### Data records
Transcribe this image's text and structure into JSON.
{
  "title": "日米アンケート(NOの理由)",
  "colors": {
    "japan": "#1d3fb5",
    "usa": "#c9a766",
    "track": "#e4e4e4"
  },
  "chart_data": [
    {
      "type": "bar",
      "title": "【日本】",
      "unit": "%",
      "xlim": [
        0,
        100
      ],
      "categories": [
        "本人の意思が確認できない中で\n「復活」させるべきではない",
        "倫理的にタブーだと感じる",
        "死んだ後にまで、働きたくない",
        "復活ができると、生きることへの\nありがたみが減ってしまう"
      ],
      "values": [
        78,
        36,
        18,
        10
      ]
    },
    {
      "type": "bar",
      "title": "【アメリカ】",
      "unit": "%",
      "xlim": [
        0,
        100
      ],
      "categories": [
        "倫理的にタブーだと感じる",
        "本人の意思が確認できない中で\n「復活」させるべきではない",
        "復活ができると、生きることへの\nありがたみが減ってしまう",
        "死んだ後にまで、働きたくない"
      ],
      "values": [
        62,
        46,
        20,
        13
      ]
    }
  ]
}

### Written problem
Write out every record verbatim.

### Exercise output
Transcribe this image's text and structure into JSON.
{
  "title": "日米アンケート(NOの理由)",
  "colors": {
    "japan": "#1d3fb5",
    "usa": "#c9a766",
    "track": "#e4e4e4"
  },
  "chart_data": [
    {
      "type": "bar",
      "title": "【日本】",
      "unit": "%",
      "xlim": [
        0,
        100
      ],
      "categories": [
        "本人の意思が確認できない中で\n「復活」させるべきではない",
        "倫理的にタブーだと感じる",
        "死んだ後にまで、働きたくない",
        "復活ができると、生きることへの\nありがたみが減ってしまう"
      ],
      "values": [
        78,
        36,
        18,
        10
      ]
    },
    {
      "type": "bar",
      "title": "【アメリカ】",
      "unit": "%",
      "xlim": [
        0,
        100
      ],
      "categories": [
        "倫理的にタブーだと感じる",
        "本人の意思が確認できない中で\n「復活」させるべきではない",
        "復活ができると、生きることへの\nありがたみが減ってしまう",
        "死んだ後にまで、働きたくない"
      ],
      "values": [
        62,
        46,
        20,
        13
      ]
    }
  ]
}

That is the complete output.